### [WHAT TO WORK ON]
Check each line below for the word "prices" and give the number of lines that have it, nothing more.

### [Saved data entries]
▬▬▬

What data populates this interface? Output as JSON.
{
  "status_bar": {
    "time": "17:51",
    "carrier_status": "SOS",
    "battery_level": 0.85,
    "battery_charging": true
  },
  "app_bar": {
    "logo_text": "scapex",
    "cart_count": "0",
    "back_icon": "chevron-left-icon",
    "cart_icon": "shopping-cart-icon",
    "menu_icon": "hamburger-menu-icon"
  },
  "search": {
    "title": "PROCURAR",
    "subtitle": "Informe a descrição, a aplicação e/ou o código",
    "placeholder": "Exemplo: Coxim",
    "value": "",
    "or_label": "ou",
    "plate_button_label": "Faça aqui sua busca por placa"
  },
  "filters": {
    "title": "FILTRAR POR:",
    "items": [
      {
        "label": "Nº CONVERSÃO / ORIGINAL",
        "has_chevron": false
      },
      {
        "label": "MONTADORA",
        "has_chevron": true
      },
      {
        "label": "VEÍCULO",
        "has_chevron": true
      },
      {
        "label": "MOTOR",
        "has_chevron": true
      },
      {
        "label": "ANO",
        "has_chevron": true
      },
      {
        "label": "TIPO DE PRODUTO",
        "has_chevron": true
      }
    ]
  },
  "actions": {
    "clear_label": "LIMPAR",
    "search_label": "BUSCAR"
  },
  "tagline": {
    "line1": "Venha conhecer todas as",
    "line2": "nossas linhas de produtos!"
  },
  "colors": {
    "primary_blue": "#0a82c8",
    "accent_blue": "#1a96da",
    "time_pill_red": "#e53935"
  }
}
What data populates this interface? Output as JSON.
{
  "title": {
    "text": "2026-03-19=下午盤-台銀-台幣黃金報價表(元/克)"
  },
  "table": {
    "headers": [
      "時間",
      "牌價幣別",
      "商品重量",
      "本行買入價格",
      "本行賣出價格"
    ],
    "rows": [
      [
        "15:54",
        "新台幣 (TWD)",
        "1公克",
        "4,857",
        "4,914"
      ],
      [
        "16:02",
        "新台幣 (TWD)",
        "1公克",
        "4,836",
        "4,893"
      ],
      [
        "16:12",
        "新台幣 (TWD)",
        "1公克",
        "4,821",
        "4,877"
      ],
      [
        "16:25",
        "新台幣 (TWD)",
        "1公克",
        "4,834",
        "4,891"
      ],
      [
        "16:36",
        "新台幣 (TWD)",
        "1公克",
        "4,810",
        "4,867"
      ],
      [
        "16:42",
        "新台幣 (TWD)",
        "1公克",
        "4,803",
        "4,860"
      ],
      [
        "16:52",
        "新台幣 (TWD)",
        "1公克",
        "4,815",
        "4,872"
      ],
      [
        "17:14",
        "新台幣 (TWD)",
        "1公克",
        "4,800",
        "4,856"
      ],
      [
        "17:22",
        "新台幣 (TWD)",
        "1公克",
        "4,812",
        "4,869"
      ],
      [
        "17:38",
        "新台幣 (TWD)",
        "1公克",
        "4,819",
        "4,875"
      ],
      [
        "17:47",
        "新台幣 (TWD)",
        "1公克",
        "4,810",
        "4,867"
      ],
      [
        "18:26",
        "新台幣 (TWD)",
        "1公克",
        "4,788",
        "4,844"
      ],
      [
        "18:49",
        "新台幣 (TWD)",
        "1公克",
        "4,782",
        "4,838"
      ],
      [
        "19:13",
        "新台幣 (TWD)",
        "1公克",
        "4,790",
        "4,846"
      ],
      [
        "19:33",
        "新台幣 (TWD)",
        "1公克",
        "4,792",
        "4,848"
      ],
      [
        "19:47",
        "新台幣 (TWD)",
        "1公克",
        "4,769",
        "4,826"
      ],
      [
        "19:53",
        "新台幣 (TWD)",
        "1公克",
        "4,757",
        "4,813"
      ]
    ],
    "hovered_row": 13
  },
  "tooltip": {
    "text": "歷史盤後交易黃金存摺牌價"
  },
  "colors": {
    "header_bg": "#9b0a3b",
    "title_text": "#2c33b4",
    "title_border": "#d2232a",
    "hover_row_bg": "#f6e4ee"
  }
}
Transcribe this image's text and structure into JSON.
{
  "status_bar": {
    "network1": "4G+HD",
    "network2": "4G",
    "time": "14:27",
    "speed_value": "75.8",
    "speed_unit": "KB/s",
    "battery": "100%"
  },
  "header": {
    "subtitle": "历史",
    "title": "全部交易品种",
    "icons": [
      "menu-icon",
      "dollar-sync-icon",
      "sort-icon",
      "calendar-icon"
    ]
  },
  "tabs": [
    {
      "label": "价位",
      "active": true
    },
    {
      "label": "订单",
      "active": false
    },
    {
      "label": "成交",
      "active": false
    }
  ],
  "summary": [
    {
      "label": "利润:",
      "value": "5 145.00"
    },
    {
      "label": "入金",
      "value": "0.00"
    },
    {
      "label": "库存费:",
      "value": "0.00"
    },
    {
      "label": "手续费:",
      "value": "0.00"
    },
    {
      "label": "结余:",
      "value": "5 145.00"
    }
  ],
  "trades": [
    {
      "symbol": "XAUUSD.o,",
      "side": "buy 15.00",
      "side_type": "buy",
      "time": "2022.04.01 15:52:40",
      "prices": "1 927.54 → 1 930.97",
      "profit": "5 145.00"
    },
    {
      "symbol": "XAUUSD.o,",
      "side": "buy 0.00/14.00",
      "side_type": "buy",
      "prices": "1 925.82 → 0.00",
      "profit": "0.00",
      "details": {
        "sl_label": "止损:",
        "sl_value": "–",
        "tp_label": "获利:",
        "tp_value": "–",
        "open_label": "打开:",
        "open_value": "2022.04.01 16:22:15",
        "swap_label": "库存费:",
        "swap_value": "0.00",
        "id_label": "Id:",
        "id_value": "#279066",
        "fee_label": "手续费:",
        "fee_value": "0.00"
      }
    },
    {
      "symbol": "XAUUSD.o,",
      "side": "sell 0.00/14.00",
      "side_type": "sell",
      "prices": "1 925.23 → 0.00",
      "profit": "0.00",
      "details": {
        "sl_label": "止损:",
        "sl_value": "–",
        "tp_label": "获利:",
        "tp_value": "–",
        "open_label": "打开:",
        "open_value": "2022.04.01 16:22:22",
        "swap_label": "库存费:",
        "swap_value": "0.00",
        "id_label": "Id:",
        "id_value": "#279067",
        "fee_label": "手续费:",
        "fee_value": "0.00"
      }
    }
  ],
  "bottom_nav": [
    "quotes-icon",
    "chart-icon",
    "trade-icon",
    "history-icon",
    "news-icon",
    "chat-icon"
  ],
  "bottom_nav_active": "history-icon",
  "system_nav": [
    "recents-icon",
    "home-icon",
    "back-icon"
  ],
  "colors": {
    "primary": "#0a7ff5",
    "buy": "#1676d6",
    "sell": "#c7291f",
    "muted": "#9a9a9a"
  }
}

▬▬▬

### [TASK RESPONSE]
3